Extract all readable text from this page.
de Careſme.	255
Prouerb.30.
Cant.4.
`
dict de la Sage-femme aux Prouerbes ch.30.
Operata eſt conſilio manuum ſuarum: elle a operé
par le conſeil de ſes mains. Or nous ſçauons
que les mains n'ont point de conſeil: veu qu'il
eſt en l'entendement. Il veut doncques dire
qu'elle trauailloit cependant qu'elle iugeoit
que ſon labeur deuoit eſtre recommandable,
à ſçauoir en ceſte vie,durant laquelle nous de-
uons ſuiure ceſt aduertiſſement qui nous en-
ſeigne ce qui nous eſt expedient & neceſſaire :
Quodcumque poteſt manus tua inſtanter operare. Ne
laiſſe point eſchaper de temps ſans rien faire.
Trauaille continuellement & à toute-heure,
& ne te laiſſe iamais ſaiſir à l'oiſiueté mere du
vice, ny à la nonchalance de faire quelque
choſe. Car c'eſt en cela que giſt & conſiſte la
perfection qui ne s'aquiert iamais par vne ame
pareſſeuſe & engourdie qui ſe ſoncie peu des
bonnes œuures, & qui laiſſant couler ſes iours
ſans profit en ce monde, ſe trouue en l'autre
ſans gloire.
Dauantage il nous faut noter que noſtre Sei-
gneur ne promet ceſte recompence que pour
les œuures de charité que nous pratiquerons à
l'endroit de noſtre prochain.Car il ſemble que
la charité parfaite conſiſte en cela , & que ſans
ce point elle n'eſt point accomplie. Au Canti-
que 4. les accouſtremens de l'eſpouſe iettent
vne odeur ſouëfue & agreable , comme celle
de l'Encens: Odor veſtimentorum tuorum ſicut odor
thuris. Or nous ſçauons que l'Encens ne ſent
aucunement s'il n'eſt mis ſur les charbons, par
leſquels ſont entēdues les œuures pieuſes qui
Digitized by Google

● **Given exercise**: Only the number is wanted: count the lines of the records that hold the word "faire".

● **The result**: 2